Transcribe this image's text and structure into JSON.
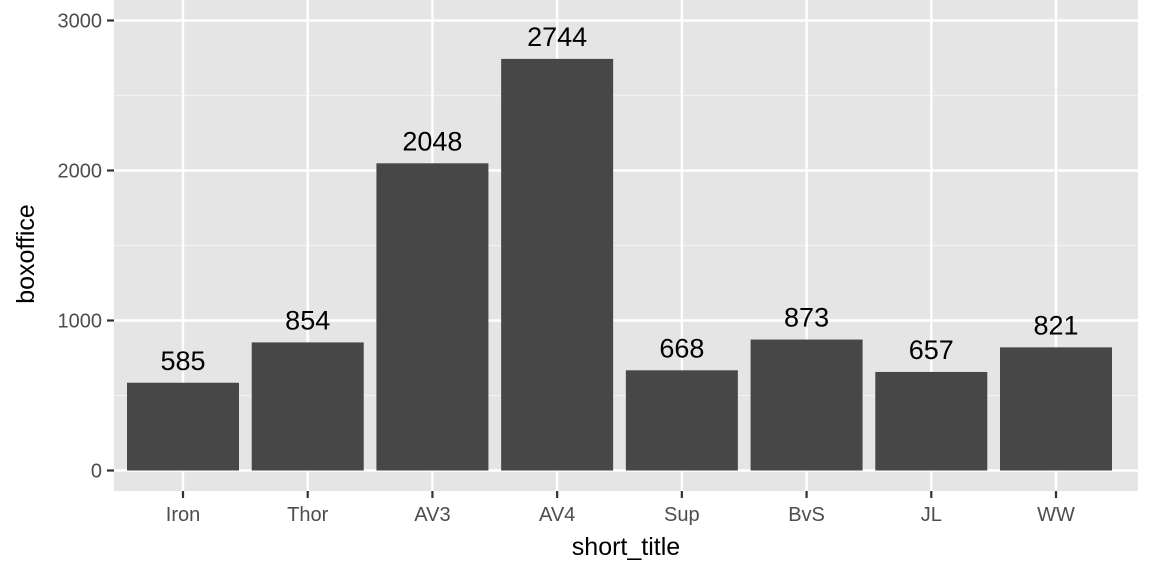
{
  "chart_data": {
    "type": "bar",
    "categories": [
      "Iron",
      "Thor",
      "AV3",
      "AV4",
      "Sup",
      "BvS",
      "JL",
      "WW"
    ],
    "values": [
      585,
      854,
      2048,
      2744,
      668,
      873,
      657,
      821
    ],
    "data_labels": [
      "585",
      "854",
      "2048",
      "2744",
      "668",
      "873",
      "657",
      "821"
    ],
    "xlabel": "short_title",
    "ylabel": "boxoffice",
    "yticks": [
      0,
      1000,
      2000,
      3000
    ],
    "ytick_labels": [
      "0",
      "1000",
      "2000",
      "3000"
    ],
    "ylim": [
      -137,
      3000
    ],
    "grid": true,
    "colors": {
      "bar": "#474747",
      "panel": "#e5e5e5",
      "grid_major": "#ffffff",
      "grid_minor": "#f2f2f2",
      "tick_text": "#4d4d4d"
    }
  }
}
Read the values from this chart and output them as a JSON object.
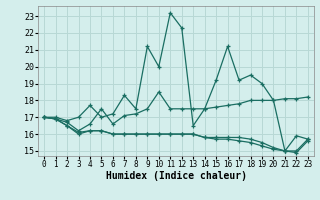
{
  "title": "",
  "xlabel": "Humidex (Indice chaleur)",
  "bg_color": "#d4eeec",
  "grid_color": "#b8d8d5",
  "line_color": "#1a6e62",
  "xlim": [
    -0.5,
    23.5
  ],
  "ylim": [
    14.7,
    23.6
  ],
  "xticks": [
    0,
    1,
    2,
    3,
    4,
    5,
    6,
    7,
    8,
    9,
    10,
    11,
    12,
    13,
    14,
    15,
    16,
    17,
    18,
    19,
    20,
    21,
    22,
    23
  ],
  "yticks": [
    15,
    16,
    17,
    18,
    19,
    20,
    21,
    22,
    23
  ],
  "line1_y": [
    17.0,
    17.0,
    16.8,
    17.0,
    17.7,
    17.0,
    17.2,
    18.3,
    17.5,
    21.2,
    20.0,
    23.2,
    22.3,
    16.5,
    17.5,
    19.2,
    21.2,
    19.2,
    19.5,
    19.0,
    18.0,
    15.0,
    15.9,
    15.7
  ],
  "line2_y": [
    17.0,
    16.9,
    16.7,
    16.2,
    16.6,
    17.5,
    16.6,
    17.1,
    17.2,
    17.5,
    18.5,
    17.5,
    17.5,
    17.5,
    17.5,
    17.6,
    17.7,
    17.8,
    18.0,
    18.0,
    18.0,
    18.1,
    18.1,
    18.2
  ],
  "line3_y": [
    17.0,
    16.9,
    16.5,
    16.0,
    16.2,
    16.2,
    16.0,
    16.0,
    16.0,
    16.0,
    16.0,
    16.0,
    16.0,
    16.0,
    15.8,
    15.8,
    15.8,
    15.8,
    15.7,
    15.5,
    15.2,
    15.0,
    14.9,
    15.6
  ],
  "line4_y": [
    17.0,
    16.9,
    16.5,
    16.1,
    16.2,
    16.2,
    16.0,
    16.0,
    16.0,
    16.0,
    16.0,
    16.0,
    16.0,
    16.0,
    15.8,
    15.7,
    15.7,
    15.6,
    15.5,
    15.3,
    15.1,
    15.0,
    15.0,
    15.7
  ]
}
______________________________
* _Given task_: Write out all the entries word for word, but skip any images.

* _Response for this exercise_:
Transcribe this image's text and structure into JSON.
{
  "chart_data": {
    "type": "bar",
    "categories": [
      "Iron",
      "Thor",
      "AV3",
      "AV4",
      "Sup",
      "BvS",
      "JL",
      "WW"
    ],
    "values": [
      585,
      854,
      2048,
      2744,
      668,
      873,
      657,
      821
    ],
    "data_labels": [
      "585",
      "854",
      "2048",
      "2744",
      "668",
      "873",
      "657",
      "821"
    ],
    "xlabel": "short_title",
    "ylabel": "boxoffice",
    "yticks": [
      0,
      1000,
      2000,
      3000
    ],
    "ytick_labels": [
      "0",
      "1000",
      "2000",
      "3000"
    ],
    "ylim": [
      -137,
      3000
    ],
    "grid": true,
    "colors": {
      "bar": "#474747",
      "panel": "#e5e5e5",
      "grid_major": "#ffffff",
      "grid_minor": "#f2f2f2",
      "tick_text": "#4d4d4d"
    }
  }
}
Read the values from this chart and output them as a JSON object.
{
  "title": "",
  "xlabel": "Humidex (Indice chaleur)",
  "bg_color": "#d4eeec",
  "grid_color": "#b8d8d5",
  "line_color": "#1a6e62",
  "xlim": [
    -0.5,
    23.5
  ],
  "ylim": [
    14.7,
    23.6
  ],
  "xticks": [
    0,
    1,
    2,
    3,
    4,
    5,
    6,
    7,
    8,
    9,
    10,
    11,
    12,
    13,
    14,
    15,
    16,
    17,
    18,
    19,
    20,
    21,
    22,
    23
  ],
  "yticks": [
    15,
    16,
    17,
    18,
    19,
    20,
    21,
    22,
    23
  ],
  "line1_y": [
    17.0,
    17.0,
    16.8,
    17.0,
    17.7,
    17.0,
    17.2,
    18.3,
    17.5,
    21.2,
    20.0,
    23.2,
    22.3,
    16.5,
    17.5,
    19.2,
    21.2,
    19.2,
    19.5,
    19.0,
    18.0,
    15.0,
    15.9,
    15.7
  ],
  "line2_y": [
    17.0,
    16.9,
    16.7,
    16.2,
    16.6,
    17.5,
    16.6,
    17.1,
    17.2,
    17.5,
    18.5,
    17.5,
    17.5,
    17.5,
    17.5,
    17.6,
    17.7,
    17.8,
    18.0,
    18.0,
    18.0,
    18.1,
    18.1,
    18.2
  ],
  "line3_y": [
    17.0,
    16.9,
    16.5,
    16.0,
    16.2,
    16.2,
    16.0,
    16.0,
    16.0,
    16.0,
    16.0,
    16.0,
    16.0,
    16.0,
    15.8,
    15.8,
    15.8,
    15.8,
    15.7,
    15.5,
    15.2,
    15.0,
    14.9,
    15.6
  ],
  "line4_y": [
    17.0,
    16.9,
    16.5,
    16.1,
    16.2,
    16.2,
    16.0,
    16.0,
    16.0,
    16.0,
    16.0,
    16.0,
    16.0,
    16.0,
    15.8,
    15.7,
    15.7,
    15.6,
    15.5,
    15.3,
    15.1,
    15.0,
    15.0,
    15.7
  ]
}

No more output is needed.